■ **EXERCISE AIM**
Your task is to copy the listing exactly. Drop any pictures from the copy.

== DATA TO USE ==

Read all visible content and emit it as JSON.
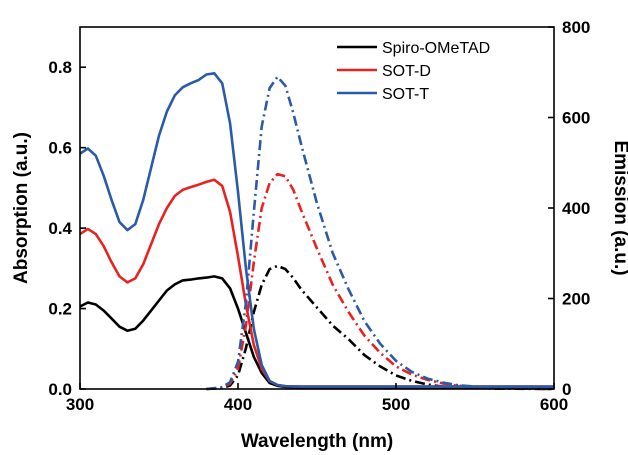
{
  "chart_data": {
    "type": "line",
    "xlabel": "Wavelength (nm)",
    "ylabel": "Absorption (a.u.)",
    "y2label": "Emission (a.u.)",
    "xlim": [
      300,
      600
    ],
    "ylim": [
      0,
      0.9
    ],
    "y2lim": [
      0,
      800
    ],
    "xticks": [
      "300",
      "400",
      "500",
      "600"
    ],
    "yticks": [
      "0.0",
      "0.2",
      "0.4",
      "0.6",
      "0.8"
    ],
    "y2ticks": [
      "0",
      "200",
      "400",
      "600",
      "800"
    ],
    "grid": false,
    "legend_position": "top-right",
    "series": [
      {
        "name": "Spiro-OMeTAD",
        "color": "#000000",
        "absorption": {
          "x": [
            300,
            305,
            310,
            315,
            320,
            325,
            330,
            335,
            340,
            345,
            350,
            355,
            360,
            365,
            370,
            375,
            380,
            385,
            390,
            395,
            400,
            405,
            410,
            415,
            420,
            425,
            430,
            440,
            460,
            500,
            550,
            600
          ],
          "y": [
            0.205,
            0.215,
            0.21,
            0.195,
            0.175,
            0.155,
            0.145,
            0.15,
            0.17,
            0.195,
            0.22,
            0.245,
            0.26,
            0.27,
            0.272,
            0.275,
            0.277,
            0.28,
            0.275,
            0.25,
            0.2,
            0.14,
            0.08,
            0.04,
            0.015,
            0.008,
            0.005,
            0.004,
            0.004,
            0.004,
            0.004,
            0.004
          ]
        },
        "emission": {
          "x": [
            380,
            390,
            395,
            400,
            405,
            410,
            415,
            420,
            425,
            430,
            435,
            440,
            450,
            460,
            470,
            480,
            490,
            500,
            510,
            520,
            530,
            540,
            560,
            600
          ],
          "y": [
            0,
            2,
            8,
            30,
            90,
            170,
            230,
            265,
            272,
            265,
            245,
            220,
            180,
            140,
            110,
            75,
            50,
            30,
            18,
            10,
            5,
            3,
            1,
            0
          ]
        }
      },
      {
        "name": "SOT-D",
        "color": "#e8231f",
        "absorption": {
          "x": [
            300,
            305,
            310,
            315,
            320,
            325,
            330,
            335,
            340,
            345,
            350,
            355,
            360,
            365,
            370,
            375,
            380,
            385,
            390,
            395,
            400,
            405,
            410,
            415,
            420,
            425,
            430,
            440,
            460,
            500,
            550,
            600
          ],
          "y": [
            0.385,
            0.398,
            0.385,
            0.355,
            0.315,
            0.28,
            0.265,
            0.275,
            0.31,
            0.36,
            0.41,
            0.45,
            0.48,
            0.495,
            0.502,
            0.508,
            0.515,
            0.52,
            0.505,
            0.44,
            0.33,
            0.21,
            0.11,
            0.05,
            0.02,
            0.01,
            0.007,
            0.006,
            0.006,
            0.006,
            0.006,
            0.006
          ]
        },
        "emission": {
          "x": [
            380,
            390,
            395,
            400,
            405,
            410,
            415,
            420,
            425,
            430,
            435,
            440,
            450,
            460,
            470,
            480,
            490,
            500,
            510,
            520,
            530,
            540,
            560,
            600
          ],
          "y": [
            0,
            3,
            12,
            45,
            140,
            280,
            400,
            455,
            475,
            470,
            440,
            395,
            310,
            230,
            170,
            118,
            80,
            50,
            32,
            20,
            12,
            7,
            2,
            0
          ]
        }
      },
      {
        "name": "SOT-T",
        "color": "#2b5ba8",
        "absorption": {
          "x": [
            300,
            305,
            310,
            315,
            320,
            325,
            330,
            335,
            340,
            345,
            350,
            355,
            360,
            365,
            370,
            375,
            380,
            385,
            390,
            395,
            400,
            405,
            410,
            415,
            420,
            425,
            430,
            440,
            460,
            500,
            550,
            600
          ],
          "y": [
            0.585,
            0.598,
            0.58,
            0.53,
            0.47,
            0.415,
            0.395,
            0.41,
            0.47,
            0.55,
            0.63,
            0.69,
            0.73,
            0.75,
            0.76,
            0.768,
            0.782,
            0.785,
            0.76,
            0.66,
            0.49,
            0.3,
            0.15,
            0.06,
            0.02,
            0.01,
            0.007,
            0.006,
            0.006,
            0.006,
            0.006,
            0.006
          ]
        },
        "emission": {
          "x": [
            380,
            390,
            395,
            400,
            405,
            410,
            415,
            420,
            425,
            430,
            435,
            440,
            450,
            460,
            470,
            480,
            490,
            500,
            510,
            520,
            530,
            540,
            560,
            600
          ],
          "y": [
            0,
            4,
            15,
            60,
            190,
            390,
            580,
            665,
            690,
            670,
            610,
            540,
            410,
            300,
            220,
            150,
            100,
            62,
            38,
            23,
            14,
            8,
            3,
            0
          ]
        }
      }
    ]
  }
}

===

■ **FINISHED EXERCISE**
Read all visible content and emit it as JSON.
{
  "chart_data": {
    "type": "line",
    "xlabel": "Wavelength (nm)",
    "ylabel": "Absorption (a.u.)",
    "y2label": "Emission (a.u.)",
    "xlim": [
      300,
      600
    ],
    "ylim": [
      0,
      0.9
    ],
    "y2lim": [
      0,
      800
    ],
    "xticks": [
      "300",
      "400",
      "500",
      "600"
    ],
    "yticks": [
      "0.0",
      "0.2",
      "0.4",
      "0.6",
      "0.8"
    ],
    "y2ticks": [
      "0",
      "200",
      "400",
      "600",
      "800"
    ],
    "grid": false,
    "legend_position": "top-right",
    "series": [
      {
        "name": "Spiro-OMeTAD",
        "color": "#000000",
        "absorption": {
          "x": [
            300,
            305,
            310,
            315,
            320,
            325,
            330,
            335,
            340,
            345,
            350,
            355,
            360,
            365,
            370,
            375,
            380,
            385,
            390,
            395,
            400,
            405,
            410,
            415,
            420,
            425,
            430,
            440,
            460,
            500,
            550,
            600
          ],
          "y": [
            0.205,
            0.215,
            0.21,
            0.195,
            0.175,
            0.155,
            0.145,
            0.15,
            0.17,
            0.195,
            0.22,
            0.245,
            0.26,
            0.27,
            0.272,
            0.275,
            0.277,
            0.28,
            0.275,
            0.25,
            0.2,
            0.14,
            0.08,
            0.04,
            0.015,
            0.008,
            0.005,
            0.004,
            0.004,
            0.004,
            0.004,
            0.004
          ]
        },
        "emission": {
          "x": [
            380,
            390,
            395,
            400,
            405,
            410,
            415,
            420,
            425,
            430,
            435,
            440,
            450,
            460,
            470,
            480,
            490,
            500,
            510,
            520,
            530,
            540,
            560,
            600
          ],
          "y": [
            0,
            2,
            8,
            30,
            90,
            170,
            230,
            265,
            272,
            265,
            245,
            220,
            180,
            140,
            110,
            75,
            50,
            30,
            18,
            10,
            5,
            3,
            1,
            0
          ]
        }
      },
      {
        "name": "SOT-D",
        "color": "#e8231f",
        "absorption": {
          "x": [
            300,
            305,
            310,
            315,
            320,
            325,
            330,
            335,
            340,
            345,
            350,
            355,
            360,
            365,
            370,
            375,
            380,
            385,
            390,
            395,
            400,
            405,
            410,
            415,
            420,
            425,
            430,
            440,
            460,
            500,
            550,
            600
          ],
          "y": [
            0.385,
            0.398,
            0.385,
            0.355,
            0.315,
            0.28,
            0.265,
            0.275,
            0.31,
            0.36,
            0.41,
            0.45,
            0.48,
            0.495,
            0.502,
            0.508,
            0.515,
            0.52,
            0.505,
            0.44,
            0.33,
            0.21,
            0.11,
            0.05,
            0.02,
            0.01,
            0.007,
            0.006,
            0.006,
            0.006,
            0.006,
            0.006
          ]
        },
        "emission": {
          "x": [
            380,
            390,
            395,
            400,
            405,
            410,
            415,
            420,
            425,
            430,
            435,
            440,
            450,
            460,
            470,
            480,
            490,
            500,
            510,
            520,
            530,
            540,
            560,
            600
          ],
          "y": [
            0,
            3,
            12,
            45,
            140,
            280,
            400,
            455,
            475,
            470,
            440,
            395,
            310,
            230,
            170,
            118,
            80,
            50,
            32,
            20,
            12,
            7,
            2,
            0
          ]
        }
      },
      {
        "name": "SOT-T",
        "color": "#2b5ba8",
        "absorption": {
          "x": [
            300,
            305,
            310,
            315,
            320,
            325,
            330,
            335,
            340,
            345,
            350,
            355,
            360,
            365,
            370,
            375,
            380,
            385,
            390,
            395,
            400,
            405,
            410,
            415,
            420,
            425,
            430,
            440,
            460,
            500,
            550,
            600
          ],
          "y": [
            0.585,
            0.598,
            0.58,
            0.53,
            0.47,
            0.415,
            0.395,
            0.41,
            0.47,
            0.55,
            0.63,
            0.69,
            0.73,
            0.75,
            0.76,
            0.768,
            0.782,
            0.785,
            0.76,
            0.66,
            0.49,
            0.3,
            0.15,
            0.06,
            0.02,
            0.01,
            0.007,
            0.006,
            0.006,
            0.006,
            0.006,
            0.006
          ]
        },
        "emission": {
          "x": [
            380,
            390,
            395,
            400,
            405,
            410,
            415,
            420,
            425,
            430,
            435,
            440,
            450,
            460,
            470,
            480,
            490,
            500,
            510,
            520,
            530,
            540,
            560,
            600
          ],
          "y": [
            0,
            4,
            15,
            60,
            190,
            390,
            580,
            665,
            690,
            670,
            610,
            540,
            410,
            300,
            220,
            150,
            100,
            62,
            38,
            23,
            14,
            8,
            3,
            0
          ]
        }
      }
    ]
  }
}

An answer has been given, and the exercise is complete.